§ Input rows:
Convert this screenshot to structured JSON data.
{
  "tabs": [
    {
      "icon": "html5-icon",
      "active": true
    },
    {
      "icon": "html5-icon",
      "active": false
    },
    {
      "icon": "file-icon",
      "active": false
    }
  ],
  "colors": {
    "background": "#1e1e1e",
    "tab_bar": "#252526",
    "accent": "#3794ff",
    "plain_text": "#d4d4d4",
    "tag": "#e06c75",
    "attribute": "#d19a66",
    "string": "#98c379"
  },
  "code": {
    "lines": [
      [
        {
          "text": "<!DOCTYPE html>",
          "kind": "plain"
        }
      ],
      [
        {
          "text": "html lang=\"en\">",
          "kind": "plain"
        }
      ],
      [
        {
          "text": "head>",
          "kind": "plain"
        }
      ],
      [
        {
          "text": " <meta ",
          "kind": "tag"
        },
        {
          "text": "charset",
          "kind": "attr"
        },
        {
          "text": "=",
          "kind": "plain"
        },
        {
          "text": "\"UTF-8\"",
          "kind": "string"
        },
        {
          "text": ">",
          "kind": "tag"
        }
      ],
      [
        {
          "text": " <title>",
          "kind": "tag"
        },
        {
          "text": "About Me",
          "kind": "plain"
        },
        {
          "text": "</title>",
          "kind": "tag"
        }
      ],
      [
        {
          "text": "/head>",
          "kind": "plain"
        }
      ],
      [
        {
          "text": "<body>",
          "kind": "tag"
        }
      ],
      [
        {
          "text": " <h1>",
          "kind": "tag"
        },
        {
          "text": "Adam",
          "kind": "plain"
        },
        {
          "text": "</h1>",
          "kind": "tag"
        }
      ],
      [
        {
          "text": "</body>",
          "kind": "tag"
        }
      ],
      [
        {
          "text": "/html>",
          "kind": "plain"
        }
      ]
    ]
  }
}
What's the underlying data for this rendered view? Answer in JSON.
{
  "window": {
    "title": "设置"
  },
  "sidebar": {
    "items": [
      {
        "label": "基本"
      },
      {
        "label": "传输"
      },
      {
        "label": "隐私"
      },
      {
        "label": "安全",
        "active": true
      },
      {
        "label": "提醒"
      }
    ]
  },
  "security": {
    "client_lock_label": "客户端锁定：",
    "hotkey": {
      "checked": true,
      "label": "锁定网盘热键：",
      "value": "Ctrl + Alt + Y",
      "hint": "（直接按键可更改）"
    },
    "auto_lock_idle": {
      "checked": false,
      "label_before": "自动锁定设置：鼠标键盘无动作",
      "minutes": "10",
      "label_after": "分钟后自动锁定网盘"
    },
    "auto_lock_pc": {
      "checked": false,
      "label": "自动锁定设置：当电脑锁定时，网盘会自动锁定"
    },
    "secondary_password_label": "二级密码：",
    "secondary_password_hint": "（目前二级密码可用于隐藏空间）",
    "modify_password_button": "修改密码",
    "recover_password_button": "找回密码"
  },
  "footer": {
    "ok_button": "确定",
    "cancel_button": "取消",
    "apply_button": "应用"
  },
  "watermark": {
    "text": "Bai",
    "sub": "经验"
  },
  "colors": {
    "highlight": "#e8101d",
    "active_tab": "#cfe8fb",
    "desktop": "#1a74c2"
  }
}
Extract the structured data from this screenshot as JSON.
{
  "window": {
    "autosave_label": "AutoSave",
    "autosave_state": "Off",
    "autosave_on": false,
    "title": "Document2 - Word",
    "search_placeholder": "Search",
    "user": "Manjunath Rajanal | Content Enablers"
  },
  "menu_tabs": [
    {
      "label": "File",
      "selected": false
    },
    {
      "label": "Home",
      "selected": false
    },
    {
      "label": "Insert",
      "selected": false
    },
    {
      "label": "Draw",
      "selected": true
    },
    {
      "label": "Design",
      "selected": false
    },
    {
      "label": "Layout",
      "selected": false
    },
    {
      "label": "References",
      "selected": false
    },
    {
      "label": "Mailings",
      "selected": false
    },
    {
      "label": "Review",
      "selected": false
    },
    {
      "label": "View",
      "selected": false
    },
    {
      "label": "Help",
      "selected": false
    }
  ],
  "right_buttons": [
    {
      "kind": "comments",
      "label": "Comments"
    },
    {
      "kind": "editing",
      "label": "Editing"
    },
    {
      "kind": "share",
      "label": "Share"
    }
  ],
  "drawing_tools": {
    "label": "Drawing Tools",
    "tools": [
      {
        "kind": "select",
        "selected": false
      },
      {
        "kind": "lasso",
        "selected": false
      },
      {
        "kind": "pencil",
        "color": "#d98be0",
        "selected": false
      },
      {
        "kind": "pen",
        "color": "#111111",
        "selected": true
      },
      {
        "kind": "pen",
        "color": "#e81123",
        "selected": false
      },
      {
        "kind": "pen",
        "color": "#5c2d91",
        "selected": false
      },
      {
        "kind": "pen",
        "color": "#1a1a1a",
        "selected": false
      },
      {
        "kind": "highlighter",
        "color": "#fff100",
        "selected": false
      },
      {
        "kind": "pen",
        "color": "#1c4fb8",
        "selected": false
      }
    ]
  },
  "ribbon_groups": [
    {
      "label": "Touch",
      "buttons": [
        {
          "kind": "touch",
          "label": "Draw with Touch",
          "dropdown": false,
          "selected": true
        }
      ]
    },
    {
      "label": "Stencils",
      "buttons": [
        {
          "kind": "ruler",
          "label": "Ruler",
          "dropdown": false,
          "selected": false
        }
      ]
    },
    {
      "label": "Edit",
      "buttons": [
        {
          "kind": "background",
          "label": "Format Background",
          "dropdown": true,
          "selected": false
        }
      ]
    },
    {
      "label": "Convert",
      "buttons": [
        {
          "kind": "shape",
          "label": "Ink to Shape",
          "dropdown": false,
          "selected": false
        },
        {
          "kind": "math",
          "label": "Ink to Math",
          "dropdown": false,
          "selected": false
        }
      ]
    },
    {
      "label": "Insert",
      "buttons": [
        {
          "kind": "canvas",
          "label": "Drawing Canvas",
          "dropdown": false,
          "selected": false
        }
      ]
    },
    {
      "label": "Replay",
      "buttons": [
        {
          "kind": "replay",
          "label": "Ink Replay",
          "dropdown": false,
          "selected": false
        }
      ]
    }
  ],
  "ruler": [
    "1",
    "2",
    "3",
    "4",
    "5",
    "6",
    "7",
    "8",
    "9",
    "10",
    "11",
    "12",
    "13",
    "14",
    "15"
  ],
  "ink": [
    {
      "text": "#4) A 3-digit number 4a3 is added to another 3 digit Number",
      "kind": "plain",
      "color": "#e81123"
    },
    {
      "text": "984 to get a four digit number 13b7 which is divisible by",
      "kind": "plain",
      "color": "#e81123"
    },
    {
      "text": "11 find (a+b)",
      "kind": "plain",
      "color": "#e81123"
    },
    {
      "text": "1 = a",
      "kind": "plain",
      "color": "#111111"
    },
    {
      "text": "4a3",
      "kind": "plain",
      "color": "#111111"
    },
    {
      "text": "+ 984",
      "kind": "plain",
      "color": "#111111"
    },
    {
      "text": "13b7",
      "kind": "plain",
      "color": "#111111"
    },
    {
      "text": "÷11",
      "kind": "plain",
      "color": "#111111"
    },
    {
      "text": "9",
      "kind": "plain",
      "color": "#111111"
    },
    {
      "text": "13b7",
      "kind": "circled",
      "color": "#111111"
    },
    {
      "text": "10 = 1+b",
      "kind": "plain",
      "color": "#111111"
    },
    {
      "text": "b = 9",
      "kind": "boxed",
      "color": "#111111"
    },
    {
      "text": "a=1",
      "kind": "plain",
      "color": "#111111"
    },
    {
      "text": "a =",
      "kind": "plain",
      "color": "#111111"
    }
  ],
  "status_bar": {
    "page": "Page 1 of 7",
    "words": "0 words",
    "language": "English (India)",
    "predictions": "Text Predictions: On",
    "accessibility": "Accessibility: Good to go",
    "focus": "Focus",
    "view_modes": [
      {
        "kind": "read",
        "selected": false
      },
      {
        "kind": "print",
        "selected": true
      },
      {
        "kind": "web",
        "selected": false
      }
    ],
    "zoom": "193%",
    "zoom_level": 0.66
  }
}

§ Exercise task: Report every line containing the word "screenshot" from the listing above.

§ Result:
Convert this screenshot to structured JSON data.
Extract the structured data from this screenshot as JSON.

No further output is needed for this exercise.